Requirements => Identify every line in the records below that contains the word "left", and reproduce each one.

start Dataset records

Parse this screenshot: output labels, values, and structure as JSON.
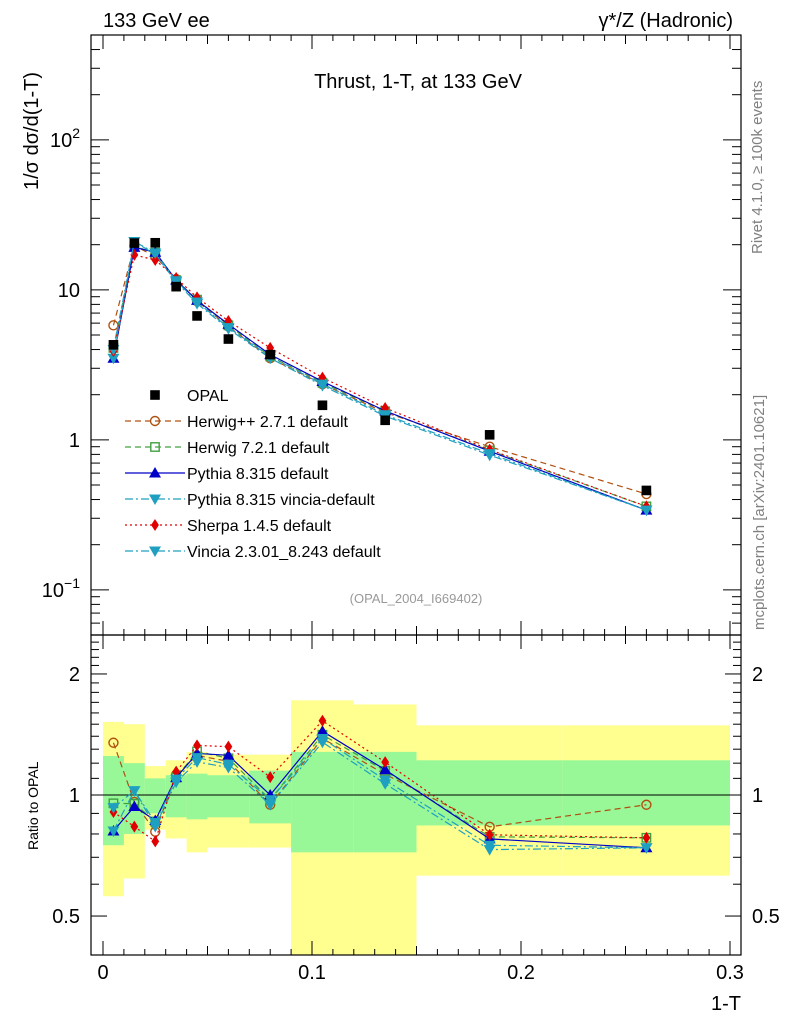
{
  "header": {
    "left": "133 GeV ee",
    "right": "γ*/Z (Hadronic)"
  },
  "side_labels": {
    "rivet": "Rivet 4.1.0, ≥ 100k events",
    "site": "mcplots.cern.ch [arXiv:2401.10621]"
  },
  "chart_data": {
    "type": "line",
    "title": "Thrust, 1-T, at 133 GeV",
    "analysis_tag": "(OPAL_2004_I669402)",
    "xlabel": "1-T",
    "ylabel": "1/σ  dσ/d(1-T)",
    "ratio_ylabel": "Ratio to OPAL",
    "xlim": [
      0,
      0.3
    ],
    "ylim": [
      0.05,
      500
    ],
    "ratio_ylim": [
      0.4,
      2.5
    ],
    "y_scale": "log",
    "x_ticks": [
      "0",
      "0.1",
      "0.2",
      "0.3"
    ],
    "y_ticks": [
      {
        "value": 0.1,
        "base": "10",
        "exp": "−1"
      },
      {
        "value": 1,
        "base": "1",
        "exp": ""
      },
      {
        "value": 10,
        "base": "10",
        "exp": ""
      },
      {
        "value": 100,
        "base": "10",
        "exp": "2"
      }
    ],
    "ratio_ticks": [
      "0.5",
      "1",
      "2"
    ],
    "legend_position": "middle-left",
    "x": [
      0.005,
      0.015,
      0.025,
      0.035,
      0.045,
      0.06,
      0.08,
      0.105,
      0.135,
      0.185,
      0.26
    ],
    "bin_edges": [
      0,
      0.01,
      0.02,
      0.03,
      0.04,
      0.05,
      0.07,
      0.09,
      0.12,
      0.15,
      0.22,
      0.3
    ],
    "data": {
      "name": "OPAL",
      "values": [
        4.3,
        20.5,
        20.6,
        10.5,
        6.7,
        4.7,
        3.7,
        1.7,
        1.35,
        1.08,
        0.46
      ],
      "band_stat": [
        [
          0.75,
          1.25
        ],
        [
          0.8,
          1.2
        ],
        [
          0.9,
          1.1
        ],
        [
          0.88,
          1.12
        ],
        [
          0.87,
          1.13
        ],
        [
          0.88,
          1.12
        ],
        [
          0.85,
          1.15
        ],
        [
          0.72,
          1.28
        ],
        [
          0.72,
          1.28
        ],
        [
          0.84,
          1.22
        ],
        [
          0.84,
          1.22
        ]
      ],
      "band_tot": [
        [
          0.56,
          1.52
        ],
        [
          0.62,
          1.5
        ],
        [
          0.82,
          1.18
        ],
        [
          0.78,
          1.22
        ],
        [
          0.72,
          1.28
        ],
        [
          0.74,
          1.26
        ],
        [
          0.74,
          1.26
        ],
        [
          0.36,
          1.72
        ],
        [
          0.36,
          1.68
        ],
        [
          0.63,
          1.49
        ],
        [
          0.63,
          1.49
        ]
      ]
    },
    "series": [
      {
        "name": "Herwig++ 2.7.1 default",
        "color": "#b05010",
        "dash": "6,4",
        "marker": "circle-open",
        "values": [
          5.8,
          19.7,
          16.7,
          11.8,
          8.4,
          5.7,
          3.5,
          2.35,
          1.52,
          0.9,
          0.435
        ]
      },
      {
        "name": "Herwig 7.2.1 default",
        "color": "#40a040",
        "dash": "6,4",
        "marker": "square-open",
        "values": [
          4.1,
          19.5,
          17.7,
          11.6,
          8.6,
          5.8,
          3.6,
          2.4,
          1.55,
          0.85,
          0.36
        ]
      },
      {
        "name": "Pythia 8.315 default",
        "color": "#0000c8",
        "dash": "",
        "marker": "triangle-up",
        "values": [
          3.5,
          19.2,
          17.8,
          11.6,
          8.5,
          5.9,
          3.7,
          2.45,
          1.56,
          0.84,
          0.34
        ]
      },
      {
        "name": "Pythia 8.315 vincia-default",
        "color": "#20a0c0",
        "dash": "8,3,2,3",
        "marker": "triangle-down",
        "values": [
          3.5,
          21.0,
          17.2,
          11.3,
          8.1,
          5.5,
          3.5,
          2.3,
          1.44,
          0.79,
          0.34
        ]
      },
      {
        "name": "Sherpa 1.4.5 default",
        "color": "#e00000",
        "dash": "2,3",
        "marker": "diamond",
        "values": [
          3.9,
          17.1,
          15.8,
          12.0,
          8.9,
          6.2,
          4.1,
          2.6,
          1.63,
          0.86,
          0.36
        ]
      },
      {
        "name": "Vincia 2.3.01_8.243 default",
        "color": "#20a0c0",
        "dash": "8,3,2,3",
        "marker": "triangle-down",
        "values": [
          4.0,
          21.0,
          17.6,
          11.5,
          8.3,
          5.6,
          3.6,
          2.35,
          1.47,
          0.81,
          0.34
        ]
      }
    ]
  }
}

end Dataset records

Right answer =>
    "left": "133 GeV ee",
    "legend_position": "middle-left",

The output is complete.